CHALLENGE: Identify every line containing the word "JSON" and reproduce each one.

GIVEN RECORDS:
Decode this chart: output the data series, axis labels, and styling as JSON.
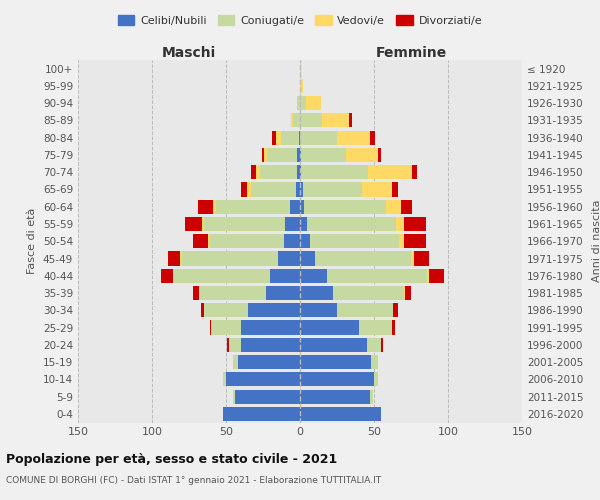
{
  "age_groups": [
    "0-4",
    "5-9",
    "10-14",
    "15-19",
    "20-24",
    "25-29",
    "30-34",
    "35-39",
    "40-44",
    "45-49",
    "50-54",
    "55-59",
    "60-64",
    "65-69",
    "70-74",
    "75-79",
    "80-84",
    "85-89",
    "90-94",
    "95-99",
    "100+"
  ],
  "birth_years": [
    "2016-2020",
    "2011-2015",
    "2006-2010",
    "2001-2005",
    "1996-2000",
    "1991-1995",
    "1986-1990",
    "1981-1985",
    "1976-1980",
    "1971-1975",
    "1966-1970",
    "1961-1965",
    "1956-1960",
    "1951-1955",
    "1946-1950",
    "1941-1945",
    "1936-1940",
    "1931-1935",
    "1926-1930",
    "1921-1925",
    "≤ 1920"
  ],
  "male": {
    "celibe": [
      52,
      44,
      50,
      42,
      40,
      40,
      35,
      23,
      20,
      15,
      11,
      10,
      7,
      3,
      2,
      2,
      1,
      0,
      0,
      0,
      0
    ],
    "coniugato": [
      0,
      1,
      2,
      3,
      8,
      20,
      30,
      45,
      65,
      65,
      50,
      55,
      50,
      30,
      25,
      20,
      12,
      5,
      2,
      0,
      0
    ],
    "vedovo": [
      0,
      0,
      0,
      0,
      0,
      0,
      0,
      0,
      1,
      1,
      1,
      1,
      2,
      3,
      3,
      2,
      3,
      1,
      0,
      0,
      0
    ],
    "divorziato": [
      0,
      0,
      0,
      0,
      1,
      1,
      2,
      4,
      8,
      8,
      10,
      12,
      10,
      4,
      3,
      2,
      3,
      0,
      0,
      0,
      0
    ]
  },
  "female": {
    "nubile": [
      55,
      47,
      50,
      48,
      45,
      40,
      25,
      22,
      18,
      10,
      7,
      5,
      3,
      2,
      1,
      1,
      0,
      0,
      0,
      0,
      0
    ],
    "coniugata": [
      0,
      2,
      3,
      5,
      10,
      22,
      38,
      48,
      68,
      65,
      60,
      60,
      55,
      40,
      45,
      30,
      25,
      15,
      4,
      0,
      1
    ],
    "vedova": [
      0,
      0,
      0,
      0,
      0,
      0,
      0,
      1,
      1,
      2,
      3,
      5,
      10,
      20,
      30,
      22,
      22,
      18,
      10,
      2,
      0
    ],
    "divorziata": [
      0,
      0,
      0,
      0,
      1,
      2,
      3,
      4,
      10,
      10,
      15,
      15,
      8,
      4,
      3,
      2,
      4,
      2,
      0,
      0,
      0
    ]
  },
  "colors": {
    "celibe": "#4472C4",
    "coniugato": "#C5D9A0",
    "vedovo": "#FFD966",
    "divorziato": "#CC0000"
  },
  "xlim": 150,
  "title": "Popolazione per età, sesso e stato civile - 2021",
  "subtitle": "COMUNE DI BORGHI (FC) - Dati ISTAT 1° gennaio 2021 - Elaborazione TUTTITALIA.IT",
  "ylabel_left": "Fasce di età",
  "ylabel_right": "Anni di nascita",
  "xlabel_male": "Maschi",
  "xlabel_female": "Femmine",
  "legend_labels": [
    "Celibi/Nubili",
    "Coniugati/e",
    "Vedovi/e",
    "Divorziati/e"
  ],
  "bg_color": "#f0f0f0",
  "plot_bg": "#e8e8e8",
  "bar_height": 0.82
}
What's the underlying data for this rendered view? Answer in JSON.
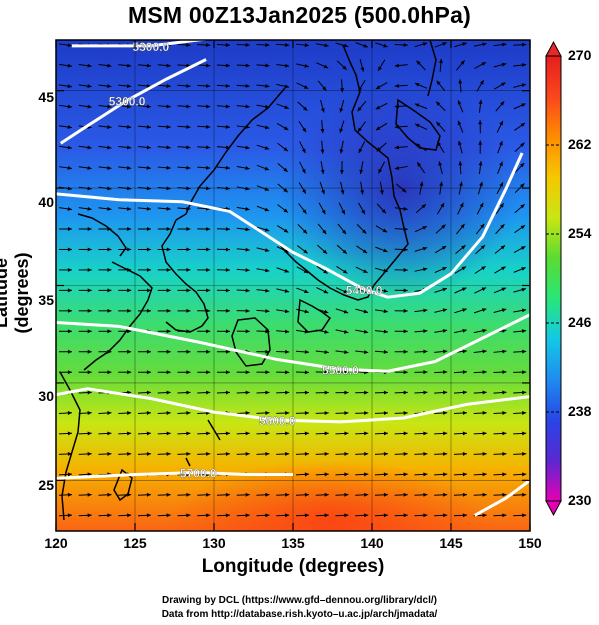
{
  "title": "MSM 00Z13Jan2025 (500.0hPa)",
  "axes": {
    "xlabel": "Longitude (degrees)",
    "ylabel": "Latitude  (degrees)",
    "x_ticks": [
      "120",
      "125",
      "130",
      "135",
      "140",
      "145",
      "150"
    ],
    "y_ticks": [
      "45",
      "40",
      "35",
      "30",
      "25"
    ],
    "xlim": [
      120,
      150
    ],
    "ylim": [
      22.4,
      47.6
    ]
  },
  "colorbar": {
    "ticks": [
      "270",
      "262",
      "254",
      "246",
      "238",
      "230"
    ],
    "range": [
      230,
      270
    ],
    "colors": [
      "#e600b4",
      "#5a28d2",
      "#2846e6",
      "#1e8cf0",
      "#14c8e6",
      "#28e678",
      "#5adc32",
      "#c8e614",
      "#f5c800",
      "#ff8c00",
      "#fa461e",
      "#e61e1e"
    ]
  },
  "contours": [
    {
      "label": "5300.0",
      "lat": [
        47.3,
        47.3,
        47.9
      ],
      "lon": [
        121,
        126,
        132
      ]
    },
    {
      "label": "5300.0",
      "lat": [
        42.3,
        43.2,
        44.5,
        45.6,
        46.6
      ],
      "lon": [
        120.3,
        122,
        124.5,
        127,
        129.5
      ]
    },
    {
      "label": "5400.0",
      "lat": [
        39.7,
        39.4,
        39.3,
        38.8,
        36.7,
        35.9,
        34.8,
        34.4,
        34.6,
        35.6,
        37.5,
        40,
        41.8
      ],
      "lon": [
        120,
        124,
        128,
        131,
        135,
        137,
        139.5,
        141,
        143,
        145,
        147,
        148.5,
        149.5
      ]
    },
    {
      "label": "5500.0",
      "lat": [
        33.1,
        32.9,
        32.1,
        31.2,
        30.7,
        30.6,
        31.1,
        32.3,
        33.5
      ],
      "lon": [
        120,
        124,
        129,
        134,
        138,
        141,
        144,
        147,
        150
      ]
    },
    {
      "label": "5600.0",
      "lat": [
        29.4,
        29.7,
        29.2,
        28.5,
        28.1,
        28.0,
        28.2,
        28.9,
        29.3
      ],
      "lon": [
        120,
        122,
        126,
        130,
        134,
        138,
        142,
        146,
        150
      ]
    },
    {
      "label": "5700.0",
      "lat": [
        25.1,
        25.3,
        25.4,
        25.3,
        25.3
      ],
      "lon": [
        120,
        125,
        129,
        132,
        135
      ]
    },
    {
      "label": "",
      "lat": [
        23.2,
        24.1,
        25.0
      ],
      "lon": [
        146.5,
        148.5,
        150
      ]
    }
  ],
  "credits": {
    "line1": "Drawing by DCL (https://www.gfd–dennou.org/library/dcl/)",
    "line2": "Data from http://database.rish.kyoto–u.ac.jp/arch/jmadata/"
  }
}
--
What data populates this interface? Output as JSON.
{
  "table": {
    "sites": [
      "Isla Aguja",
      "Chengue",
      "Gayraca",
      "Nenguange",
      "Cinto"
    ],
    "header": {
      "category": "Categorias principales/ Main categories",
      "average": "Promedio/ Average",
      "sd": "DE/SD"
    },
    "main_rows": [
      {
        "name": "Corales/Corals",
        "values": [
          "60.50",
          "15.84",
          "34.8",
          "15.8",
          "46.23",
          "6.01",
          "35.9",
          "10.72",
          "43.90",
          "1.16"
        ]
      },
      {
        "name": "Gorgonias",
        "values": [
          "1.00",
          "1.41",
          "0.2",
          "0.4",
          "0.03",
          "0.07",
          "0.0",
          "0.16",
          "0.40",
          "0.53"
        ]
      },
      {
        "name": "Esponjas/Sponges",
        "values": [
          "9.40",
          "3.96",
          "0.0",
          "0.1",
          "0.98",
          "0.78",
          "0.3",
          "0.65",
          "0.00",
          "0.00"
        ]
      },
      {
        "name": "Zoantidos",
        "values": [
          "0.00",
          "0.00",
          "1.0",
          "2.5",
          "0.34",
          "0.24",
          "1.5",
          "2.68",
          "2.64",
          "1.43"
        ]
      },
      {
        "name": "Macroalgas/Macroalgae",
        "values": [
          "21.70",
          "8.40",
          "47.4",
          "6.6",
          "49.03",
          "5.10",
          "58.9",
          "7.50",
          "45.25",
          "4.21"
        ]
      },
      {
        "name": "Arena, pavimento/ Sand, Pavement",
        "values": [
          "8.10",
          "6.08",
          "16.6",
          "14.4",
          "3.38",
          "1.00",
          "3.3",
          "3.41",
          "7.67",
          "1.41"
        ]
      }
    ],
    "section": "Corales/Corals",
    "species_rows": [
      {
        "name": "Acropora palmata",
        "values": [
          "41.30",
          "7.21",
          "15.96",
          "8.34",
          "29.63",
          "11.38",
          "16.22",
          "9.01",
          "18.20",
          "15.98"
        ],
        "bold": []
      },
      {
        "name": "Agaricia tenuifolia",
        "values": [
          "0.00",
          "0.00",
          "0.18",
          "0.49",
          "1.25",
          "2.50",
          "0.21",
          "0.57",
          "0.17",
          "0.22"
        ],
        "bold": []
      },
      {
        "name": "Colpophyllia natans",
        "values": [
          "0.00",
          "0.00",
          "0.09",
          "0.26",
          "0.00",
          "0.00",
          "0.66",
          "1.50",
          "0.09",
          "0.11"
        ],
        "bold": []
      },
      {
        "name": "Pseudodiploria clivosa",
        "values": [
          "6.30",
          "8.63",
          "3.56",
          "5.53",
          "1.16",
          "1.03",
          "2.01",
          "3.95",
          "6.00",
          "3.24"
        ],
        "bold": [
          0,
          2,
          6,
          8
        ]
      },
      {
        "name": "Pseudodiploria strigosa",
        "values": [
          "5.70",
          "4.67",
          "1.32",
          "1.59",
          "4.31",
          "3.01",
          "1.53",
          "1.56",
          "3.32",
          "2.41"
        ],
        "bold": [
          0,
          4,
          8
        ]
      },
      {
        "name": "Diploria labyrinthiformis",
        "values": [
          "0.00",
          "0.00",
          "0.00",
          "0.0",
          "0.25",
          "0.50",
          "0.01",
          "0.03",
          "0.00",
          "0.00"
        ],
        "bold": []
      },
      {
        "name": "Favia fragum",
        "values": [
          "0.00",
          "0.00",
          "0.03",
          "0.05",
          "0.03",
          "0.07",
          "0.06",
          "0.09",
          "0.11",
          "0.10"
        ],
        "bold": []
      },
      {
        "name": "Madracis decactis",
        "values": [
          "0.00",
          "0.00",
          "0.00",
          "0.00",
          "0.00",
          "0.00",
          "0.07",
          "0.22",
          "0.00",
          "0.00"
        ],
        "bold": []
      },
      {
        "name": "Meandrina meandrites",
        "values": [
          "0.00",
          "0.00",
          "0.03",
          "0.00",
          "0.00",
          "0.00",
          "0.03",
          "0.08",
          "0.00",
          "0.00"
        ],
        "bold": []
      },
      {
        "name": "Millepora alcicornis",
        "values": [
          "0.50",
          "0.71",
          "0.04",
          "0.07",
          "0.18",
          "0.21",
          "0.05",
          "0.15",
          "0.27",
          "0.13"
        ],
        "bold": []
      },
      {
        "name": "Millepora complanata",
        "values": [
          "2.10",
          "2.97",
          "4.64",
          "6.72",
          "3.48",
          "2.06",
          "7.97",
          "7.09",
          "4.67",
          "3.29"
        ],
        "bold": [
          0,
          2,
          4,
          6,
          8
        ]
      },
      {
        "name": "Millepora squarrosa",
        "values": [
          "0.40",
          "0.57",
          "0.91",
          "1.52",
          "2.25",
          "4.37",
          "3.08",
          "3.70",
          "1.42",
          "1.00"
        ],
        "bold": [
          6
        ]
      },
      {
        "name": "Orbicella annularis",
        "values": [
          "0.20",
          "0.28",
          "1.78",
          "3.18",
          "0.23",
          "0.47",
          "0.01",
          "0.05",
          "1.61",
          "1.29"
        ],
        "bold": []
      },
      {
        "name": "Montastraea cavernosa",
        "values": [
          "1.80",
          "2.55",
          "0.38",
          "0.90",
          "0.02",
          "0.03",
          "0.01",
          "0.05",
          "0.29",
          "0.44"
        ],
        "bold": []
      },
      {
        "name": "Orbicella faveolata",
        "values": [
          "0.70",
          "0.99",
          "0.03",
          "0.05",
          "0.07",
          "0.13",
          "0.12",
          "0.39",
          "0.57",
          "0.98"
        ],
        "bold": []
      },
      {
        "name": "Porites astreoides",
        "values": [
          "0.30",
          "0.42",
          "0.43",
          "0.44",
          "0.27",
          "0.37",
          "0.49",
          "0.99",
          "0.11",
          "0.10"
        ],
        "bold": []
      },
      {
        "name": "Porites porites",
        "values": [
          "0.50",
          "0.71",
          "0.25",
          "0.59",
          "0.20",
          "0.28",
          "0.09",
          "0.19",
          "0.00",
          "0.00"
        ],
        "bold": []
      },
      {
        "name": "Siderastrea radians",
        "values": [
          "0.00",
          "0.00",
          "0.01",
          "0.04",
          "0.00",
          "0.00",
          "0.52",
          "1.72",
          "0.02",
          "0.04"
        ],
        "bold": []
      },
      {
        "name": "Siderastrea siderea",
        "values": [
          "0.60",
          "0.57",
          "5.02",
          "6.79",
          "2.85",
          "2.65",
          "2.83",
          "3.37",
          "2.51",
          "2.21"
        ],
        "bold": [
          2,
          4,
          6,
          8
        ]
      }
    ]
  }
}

THE REPLY:
Decode this chart: output the data series, axis labels, and styling as JSON.
What's the underlying data for this rendered view? Answer in JSON.
What data populates this interface? Output as JSON.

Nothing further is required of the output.